- **SELECTED TEXT**
· · · · ·

Vector performance issue.

Wed Sep 20 14:46:15 UTC 2023

Hi Jake,

Thanks for reporting this. Are you sure that the "missing constant" bailouts are from the
compilation of bfloatDot (and not from a "partial" compilation of some of the methods it calls)?

When running with the following command line args, all inlining and intrinsification seems to work:

-XX:CompileCommand=quiet -XX:CompileCommand=compileonly,*::bfloatDot -XX:+PrintCompilation
-XX:+PrintInlining -XX:+PrintIntrinsics -XX:-TieredCompilation

I see the same bailouts for other methods, for example:

  53843  796             jdk.incubator.vector.Float512Vector::bOp (17 bytes)
  ** missing constant: opr=RShiftI vclass=ConP etype=ConP vlen=ConI
  ** missing constant: opr=RShiftI vclass=ConP etype=ConP vlen=ConI

[...]

     @ 96   jdk.internal.vm.vector.VectorSupport::binaryOp (38 bytes)   failed to inline (intrinsic)

But that's expected because the opr argument is non-constant.

Best regards,
Tobias

On 16.09.23 21:43, Jake Luciani wrote:
> Hi,
> 
> I've been struggling with a problem recently using the vector api.
> It appears as reduceLanes is not using the intrinsic.

· · · · ·

- **DATA SUPPLIED**
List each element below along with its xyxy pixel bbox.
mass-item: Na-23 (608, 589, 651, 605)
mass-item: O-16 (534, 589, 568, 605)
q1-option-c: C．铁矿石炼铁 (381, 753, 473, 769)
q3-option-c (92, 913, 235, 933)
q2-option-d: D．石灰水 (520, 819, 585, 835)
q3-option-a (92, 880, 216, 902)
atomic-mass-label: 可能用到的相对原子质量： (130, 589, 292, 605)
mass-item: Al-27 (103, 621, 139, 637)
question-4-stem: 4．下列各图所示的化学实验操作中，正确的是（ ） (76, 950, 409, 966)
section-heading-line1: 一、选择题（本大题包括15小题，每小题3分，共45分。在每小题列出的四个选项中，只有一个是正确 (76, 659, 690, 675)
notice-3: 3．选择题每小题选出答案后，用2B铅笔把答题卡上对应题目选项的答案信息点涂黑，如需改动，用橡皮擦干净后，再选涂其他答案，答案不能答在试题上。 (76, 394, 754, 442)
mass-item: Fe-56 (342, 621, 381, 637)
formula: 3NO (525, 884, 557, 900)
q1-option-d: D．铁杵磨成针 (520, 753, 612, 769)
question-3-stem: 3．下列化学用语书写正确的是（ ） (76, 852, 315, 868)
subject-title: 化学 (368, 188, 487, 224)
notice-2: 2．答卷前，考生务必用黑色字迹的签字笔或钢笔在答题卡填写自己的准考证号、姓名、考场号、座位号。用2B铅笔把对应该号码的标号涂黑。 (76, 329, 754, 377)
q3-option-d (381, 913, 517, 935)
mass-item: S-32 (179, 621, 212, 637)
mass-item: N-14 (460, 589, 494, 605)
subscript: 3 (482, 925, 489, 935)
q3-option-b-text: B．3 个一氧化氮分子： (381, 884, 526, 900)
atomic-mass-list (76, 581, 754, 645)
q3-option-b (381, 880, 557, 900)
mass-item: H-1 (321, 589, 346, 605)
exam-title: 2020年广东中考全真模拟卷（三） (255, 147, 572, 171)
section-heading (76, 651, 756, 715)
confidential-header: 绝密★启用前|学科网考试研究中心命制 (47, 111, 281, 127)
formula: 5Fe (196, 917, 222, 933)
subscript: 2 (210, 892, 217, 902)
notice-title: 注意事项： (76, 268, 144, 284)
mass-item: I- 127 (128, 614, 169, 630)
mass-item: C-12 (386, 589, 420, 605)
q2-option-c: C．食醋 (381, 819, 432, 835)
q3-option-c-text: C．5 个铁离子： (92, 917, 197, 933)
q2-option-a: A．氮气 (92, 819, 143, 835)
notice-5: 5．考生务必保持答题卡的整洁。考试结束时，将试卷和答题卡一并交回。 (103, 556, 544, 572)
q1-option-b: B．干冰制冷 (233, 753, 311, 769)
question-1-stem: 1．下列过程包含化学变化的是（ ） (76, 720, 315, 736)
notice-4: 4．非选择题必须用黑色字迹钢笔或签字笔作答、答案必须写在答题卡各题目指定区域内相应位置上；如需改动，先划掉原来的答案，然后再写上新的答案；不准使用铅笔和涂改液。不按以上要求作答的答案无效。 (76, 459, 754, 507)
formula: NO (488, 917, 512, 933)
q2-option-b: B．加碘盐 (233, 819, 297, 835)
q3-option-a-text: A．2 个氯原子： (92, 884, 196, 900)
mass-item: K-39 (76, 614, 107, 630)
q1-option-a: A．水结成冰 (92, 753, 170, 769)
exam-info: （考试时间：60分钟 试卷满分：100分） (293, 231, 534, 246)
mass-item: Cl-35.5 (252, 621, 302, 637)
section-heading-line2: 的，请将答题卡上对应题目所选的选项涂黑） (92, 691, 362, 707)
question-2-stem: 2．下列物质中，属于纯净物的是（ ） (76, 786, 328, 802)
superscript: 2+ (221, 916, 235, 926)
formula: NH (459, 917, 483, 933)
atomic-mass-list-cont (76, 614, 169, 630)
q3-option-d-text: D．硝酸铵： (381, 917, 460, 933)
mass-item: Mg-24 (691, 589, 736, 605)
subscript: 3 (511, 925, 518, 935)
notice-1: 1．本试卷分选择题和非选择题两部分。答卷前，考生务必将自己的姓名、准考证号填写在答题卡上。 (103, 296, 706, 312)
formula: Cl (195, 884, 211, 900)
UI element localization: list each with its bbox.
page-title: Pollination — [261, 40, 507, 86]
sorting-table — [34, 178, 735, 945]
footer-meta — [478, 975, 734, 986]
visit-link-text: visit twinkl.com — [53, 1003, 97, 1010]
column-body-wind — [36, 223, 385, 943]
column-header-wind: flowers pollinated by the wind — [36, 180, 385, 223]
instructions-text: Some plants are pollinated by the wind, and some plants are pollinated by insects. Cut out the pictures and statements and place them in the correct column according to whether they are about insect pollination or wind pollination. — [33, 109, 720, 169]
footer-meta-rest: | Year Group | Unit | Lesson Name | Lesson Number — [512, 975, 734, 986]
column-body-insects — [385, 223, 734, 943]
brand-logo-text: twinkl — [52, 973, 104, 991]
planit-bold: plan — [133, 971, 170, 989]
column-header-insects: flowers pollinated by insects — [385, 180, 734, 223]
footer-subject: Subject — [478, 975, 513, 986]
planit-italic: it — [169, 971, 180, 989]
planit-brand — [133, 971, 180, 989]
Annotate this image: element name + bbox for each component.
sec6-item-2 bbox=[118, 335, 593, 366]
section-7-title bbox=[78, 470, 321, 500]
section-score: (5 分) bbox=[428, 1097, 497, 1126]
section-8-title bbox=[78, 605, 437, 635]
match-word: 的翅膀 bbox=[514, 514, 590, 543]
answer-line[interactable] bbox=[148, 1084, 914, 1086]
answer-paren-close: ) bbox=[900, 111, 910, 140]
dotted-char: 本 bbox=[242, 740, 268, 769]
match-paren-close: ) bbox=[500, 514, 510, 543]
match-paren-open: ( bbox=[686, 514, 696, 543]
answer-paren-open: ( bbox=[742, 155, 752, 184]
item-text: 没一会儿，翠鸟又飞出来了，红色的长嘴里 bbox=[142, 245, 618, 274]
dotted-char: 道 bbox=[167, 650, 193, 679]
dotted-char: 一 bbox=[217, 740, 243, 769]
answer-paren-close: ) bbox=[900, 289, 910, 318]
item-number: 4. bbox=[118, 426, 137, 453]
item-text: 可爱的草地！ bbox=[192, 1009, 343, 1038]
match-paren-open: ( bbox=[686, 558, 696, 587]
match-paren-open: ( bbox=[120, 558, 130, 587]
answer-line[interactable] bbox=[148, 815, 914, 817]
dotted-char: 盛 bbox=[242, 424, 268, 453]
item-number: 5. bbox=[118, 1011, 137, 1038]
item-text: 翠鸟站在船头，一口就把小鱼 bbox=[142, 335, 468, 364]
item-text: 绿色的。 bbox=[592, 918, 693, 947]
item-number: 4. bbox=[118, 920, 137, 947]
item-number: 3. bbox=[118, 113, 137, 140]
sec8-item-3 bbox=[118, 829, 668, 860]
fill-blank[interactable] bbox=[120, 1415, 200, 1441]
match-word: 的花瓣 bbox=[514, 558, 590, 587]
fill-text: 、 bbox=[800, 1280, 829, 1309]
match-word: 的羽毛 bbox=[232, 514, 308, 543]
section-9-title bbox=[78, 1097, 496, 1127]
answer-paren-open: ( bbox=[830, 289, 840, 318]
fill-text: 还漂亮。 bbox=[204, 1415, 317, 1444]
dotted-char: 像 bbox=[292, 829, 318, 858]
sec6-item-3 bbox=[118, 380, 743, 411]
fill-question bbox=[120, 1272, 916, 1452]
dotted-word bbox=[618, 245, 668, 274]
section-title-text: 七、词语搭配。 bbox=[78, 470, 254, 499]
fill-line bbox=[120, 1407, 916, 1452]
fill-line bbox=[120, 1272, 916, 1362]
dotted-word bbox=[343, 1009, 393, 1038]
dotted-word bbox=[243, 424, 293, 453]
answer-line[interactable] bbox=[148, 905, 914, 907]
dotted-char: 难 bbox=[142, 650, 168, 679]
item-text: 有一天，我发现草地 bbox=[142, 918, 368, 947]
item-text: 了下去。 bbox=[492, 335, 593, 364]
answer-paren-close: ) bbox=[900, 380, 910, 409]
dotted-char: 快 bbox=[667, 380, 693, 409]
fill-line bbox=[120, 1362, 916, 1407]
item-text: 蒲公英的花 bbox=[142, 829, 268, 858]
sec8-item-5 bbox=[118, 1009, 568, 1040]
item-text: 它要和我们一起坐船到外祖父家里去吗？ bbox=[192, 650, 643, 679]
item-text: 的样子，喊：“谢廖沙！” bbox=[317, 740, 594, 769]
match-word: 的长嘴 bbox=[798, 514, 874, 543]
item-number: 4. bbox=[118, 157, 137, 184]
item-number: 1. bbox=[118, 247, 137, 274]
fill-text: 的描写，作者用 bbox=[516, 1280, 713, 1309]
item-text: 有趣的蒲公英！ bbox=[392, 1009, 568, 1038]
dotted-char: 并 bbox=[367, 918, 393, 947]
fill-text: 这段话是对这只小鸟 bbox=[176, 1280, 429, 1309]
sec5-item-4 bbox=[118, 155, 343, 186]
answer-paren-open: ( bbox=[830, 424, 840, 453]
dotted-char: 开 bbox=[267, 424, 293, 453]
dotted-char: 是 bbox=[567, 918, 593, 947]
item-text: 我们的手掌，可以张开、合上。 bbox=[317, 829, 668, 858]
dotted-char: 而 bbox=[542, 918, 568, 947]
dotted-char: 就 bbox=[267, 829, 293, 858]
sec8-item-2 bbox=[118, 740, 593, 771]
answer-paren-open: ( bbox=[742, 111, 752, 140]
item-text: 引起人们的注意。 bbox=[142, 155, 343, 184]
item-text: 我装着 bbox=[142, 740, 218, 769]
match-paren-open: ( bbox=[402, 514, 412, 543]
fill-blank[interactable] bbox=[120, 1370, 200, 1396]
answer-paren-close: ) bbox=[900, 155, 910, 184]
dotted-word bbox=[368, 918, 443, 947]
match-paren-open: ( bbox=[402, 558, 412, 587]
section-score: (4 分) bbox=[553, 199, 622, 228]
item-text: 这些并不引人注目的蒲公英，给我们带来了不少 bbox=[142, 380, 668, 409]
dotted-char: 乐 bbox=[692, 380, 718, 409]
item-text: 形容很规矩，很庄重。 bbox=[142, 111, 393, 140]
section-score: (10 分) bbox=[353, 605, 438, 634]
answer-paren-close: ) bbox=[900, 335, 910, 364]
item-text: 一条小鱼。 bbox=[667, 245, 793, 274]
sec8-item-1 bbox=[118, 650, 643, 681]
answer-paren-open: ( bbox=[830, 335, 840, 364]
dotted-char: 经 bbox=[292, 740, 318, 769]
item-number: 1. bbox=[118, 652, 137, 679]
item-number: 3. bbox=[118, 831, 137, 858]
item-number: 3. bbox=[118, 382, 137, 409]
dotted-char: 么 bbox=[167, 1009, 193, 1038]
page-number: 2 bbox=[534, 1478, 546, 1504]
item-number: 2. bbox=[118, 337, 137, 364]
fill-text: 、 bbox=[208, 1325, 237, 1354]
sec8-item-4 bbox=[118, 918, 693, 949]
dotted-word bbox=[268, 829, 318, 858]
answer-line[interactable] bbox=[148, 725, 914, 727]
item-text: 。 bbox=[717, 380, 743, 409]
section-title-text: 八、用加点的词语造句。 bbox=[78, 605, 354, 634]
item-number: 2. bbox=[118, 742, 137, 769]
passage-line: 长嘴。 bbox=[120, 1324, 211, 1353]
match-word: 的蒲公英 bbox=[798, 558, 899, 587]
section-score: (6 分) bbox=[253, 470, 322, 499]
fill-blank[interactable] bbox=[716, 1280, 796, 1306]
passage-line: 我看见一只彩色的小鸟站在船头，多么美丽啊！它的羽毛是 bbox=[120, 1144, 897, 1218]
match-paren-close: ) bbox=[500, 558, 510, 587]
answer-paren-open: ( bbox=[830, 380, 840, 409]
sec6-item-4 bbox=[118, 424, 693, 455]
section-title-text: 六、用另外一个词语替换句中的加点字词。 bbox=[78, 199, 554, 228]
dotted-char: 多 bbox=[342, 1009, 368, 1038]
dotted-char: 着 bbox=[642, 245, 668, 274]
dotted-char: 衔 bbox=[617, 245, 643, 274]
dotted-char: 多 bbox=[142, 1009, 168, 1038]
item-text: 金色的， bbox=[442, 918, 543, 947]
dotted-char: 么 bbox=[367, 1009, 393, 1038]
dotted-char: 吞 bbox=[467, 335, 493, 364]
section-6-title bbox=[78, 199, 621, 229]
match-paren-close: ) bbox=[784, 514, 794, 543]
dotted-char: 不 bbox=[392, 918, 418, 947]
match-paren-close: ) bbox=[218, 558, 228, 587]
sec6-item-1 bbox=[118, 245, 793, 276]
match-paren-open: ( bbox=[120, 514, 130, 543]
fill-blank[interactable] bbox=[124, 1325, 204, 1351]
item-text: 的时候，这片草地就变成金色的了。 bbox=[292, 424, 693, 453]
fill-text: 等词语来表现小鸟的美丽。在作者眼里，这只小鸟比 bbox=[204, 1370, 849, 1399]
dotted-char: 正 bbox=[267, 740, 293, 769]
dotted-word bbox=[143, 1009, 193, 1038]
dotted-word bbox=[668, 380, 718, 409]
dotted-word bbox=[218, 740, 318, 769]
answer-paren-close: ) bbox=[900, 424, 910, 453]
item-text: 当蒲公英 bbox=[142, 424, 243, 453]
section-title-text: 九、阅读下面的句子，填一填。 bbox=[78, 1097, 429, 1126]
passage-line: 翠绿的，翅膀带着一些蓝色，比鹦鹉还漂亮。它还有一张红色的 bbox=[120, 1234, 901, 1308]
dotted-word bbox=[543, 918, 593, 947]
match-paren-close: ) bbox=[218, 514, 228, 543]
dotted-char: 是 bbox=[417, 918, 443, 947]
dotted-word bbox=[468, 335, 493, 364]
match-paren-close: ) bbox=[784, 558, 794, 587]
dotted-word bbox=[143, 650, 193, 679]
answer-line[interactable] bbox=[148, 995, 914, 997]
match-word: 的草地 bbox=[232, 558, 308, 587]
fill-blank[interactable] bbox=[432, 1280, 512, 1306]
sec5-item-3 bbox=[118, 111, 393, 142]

· · · · ·

- **TASK OBJECTIVE**
Extend the email thread about the Vector API performance issue, starting right after its final sentence.

- **EXPECTED OUTPUT**
> 
>           ns  percent  samples  top
>   ----------  -------  -------  ---
>  13240151836   88.21%     1324
> jdk.incubator.vector.FloatVector.reduceLanesTemplate
>   1349991099    8.99%      135
> jdk.incubator.vector.FloatVector.lanewiseTemplate
> 
> I've tested openjdk 20 and 21 and my machine has AVX512.
> 
>  When I PrintIntrinsics I see the following (among others):
> 
>   ** missing constant: opr=RShiftI vclass=ConP etype=ConP vlen=ConI
>                                         @ 1
> java.lang.invoke.MethodHandleImpl::isCompileConstant (2 bytes)
> (intrinsic)
>                                                 @ 16
> jdk.internal.util.Preconditions::checkIndex (22 bytes)   (intrinsic)
>                                                 @ 5
> jdk.internal.misc.Unsafe::getIntUnaligned (83 bytes)   (intrinsic)
>                                           @ 55
> java.lang.Float::intBitsToFloat (0 bytes)   (intrinsic)
>                                       @ 12
> jdk.internal.misc.Unsafe::allocateInstance (0 bytes)   (intrinsic)
>                                       @ 1   java.lang.Object::getClass
> (0 bytes)   (intrinsic)
>                                       @ 5   java.lang.Object::getClass
> (0 bytes)   (intrinsic)
>                                               @ 19
> jdk.internal.vm.vector.VectorSupport::fromBitsCoerced (35 bytes)
> (intrinsic)
>                                               @ 1
> java.lang.Object::getClass (0 bytes)   (intrinsic)
>                                               @ 5
> java.lang.Object::getClass (0 bytes)   (intrinsic)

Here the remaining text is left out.